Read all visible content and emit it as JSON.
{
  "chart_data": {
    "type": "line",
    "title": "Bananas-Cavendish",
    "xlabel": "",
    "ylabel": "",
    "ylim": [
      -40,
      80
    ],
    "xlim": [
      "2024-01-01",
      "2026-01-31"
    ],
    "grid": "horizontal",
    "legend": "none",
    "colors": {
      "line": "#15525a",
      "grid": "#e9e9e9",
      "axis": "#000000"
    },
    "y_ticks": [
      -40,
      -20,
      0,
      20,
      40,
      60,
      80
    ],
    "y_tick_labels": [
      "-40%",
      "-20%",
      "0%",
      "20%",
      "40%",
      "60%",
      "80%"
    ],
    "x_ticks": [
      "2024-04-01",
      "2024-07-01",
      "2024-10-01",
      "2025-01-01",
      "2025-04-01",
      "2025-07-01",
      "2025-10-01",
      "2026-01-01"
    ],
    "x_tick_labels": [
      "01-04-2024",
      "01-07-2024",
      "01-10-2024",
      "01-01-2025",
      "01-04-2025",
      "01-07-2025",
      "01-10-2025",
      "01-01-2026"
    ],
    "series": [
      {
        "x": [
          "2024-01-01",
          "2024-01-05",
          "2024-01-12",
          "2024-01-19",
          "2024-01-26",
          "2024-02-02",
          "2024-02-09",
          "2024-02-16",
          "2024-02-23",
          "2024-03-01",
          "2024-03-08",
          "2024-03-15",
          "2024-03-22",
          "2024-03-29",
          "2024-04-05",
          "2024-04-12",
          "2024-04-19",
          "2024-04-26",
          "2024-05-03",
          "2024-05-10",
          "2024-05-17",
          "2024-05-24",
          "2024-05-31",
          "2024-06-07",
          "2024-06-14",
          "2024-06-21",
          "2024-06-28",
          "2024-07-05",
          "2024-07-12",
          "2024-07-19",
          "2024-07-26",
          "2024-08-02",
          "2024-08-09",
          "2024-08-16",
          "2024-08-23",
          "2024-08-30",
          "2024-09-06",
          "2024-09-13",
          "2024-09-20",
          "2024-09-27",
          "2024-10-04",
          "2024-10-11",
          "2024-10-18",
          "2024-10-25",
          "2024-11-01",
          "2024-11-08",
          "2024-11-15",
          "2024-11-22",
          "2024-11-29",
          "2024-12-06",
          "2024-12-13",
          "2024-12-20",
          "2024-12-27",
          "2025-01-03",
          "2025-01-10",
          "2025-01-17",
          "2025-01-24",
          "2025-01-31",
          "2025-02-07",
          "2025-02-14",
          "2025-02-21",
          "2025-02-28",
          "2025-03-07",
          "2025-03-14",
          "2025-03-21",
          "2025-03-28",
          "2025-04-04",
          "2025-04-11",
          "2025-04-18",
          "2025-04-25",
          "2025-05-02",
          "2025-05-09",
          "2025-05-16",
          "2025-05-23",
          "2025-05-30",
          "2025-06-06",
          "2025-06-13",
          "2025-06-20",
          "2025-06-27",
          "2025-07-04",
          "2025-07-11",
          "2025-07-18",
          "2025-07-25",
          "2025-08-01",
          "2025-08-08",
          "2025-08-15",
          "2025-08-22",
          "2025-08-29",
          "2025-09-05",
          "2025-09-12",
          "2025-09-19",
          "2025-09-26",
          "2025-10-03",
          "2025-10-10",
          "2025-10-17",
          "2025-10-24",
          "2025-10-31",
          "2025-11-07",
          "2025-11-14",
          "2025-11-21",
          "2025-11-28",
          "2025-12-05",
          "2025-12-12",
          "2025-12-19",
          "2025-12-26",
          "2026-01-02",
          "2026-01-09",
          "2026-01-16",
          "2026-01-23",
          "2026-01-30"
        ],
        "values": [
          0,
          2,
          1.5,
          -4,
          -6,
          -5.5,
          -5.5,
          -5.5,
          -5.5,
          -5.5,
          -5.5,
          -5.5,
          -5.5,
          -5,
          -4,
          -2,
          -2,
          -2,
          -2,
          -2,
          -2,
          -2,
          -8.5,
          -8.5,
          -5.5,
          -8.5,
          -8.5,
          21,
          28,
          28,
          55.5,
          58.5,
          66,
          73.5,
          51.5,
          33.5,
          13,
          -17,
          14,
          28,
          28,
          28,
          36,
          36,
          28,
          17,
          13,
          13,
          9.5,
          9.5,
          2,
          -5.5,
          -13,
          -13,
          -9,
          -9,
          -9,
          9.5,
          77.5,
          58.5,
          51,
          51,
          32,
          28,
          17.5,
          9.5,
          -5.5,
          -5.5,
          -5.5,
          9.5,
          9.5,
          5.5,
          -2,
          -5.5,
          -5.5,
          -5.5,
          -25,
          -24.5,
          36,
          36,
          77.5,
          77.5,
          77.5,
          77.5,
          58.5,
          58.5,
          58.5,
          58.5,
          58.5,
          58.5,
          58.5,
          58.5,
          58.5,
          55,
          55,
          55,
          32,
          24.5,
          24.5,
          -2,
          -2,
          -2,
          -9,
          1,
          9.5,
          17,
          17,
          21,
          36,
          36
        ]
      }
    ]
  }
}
--
**DIRECTIVE**: Working from the material above, retype it in its entirety without change.

**SOLUTION FOR THIS PROBLEM**:
Read all visible content and emit it as JSON.
{
  "chart_data": {
    "type": "line",
    "title": "Bananas-Cavendish",
    "xlabel": "",
    "ylabel": "",
    "ylim": [
      -40,
      80
    ],
    "xlim": [
      "2024-01-01",
      "2026-01-31"
    ],
    "grid": "horizontal",
    "legend": "none",
    "colors": {
      "line": "#15525a",
      "grid": "#e9e9e9",
      "axis": "#000000"
    },
    "y_ticks": [
      -40,
      -20,
      0,
      20,
      40,
      60,
      80
    ],
    "y_tick_labels": [
      "-40%",
      "-20%",
      "0%",
      "20%",
      "40%",
      "60%",
      "80%"
    ],
    "x_ticks": [
      "2024-04-01",
      "2024-07-01",
      "2024-10-01",
      "2025-01-01",
      "2025-04-01",
      "2025-07-01",
      "2025-10-01",
      "2026-01-01"
    ],
    "x_tick_labels": [
      "01-04-2024",
      "01-07-2024",
      "01-10-2024",
      "01-01-2025",
      "01-04-2025",
      "01-07-2025",
      "01-10-2025",
      "01-01-2026"
    ],
    "series": [
      {
        "x": [
          "2024-01-01",
          "2024-01-05",
          "2024-01-12",
          "2024-01-19",
          "2024-01-26",
          "2024-02-02",
          "2024-02-09",
          "2024-02-16",
          "2024-02-23",
          "2024-03-01",
          "2024-03-08",
          "2024-03-15",
          "2024-03-22",
          "2024-03-29",
          "2024-04-05",
          "2024-04-12",
          "2024-04-19",
          "2024-04-26",
          "2024-05-03",
          "2024-05-10",
          "2024-05-17",
          "2024-05-24",
          "2024-05-31",
          "2024-06-07",
          "2024-06-14",
          "2024-06-21",
          "2024-06-28",
          "2024-07-05",
          "2024-07-12",
          "2024-07-19",
          "2024-07-26",
          "2024-08-02",
          "2024-08-09",
          "2024-08-16",
          "2024-08-23",
          "2024-08-30",
          "2024-09-06",
          "2024-09-13",
          "2024-09-20",
          "2024-09-27",
          "2024-10-04",
          "2024-10-11",
          "2024-10-18",
          "2024-10-25",
          "2024-11-01",
          "2024-11-08",
          "2024-11-15",
          "2024-11-22",
          "2024-11-29",
          "2024-12-06",
          "2024-12-13",
          "2024-12-20",
          "2024-12-27",
          "2025-01-03",
          "2025-01-10",
          "2025-01-17",
          "2025-01-24",
          "2025-01-31",
          "2025-02-07",
          "2025-02-14",
          "2025-02-21",
          "2025-02-28",
          "2025-03-07",
          "2025-03-14",
          "2025-03-21",
          "2025-03-28",
          "2025-04-04",
          "2025-04-11",
          "2025-04-18",
          "2025-04-25",
          "2025-05-02",
          "2025-05-09",
          "2025-05-16",
          "2025-05-23",
          "2025-05-30",
          "2025-06-06",
          "2025-06-13",
          "2025-06-20",
          "2025-06-27",
          "2025-07-04",
          "2025-07-11",
          "2025-07-18",
          "2025-07-25",
          "2025-08-01",
          "2025-08-08",
          "2025-08-15",
          "2025-08-22",
          "2025-08-29",
          "2025-09-05",
          "2025-09-12",
          "2025-09-19",
          "2025-09-26",
          "2025-10-03",
          "2025-10-10",
          "2025-10-17",
          "2025-10-24",
          "2025-10-31",
          "2025-11-07",
          "2025-11-14",
          "2025-11-21",
          "2025-11-28",
          "2025-12-05",
          "2025-12-12",
          "2025-12-19",
          "2025-12-26",
          "2026-01-02",
          "2026-01-09",
          "2026-01-16",
          "2026-01-23",
          "2026-01-30"
        ],
        "values": [
          0,
          2,
          1.5,
          -4,
          -6,
          -5.5,
          -5.5,
          -5.5,
          -5.5,
          -5.5,
          -5.5,
          -5.5,
          -5.5,
          -5,
          -4,
          -2,
          -2,
          -2,
          -2,
          -2,
          -2,
          -2,
          -8.5,
          -8.5,
          -5.5,
          -8.5,
          -8.5,
          21,
          28,
          28,
          55.5,
          58.5,
          66,
          73.5,
          51.5,
          33.5,
          13,
          -17,
          14,
          28,
          28,
          28,
          36,
          36,
          28,
          17,
          13,
          13,
          9.5,
          9.5,
          2,
          -5.5,
          -13,
          -13,
          -9,
          -9,
          -9,
          9.5,
          77.5,
          58.5,
          51,
          51,
          32,
          28,
          17.5,
          9.5,
          -5.5,
          -5.5,
          -5.5,
          9.5,
          9.5,
          5.5,
          -2,
          -5.5,
          -5.5,
          -5.5,
          -25,
          -24.5,
          36,
          36,
          77.5,
          77.5,
          77.5,
          77.5,
          58.5,
          58.5,
          58.5,
          58.5,
          58.5,
          58.5,
          58.5,
          58.5,
          58.5,
          55,
          55,
          55,
          32,
          24.5,
          24.5,
          -2,
          -2,
          -2,
          -9,
          1,
          9.5,
          17,
          17,
          21,
          36,
          36
        ]
      }
    ]
  }
}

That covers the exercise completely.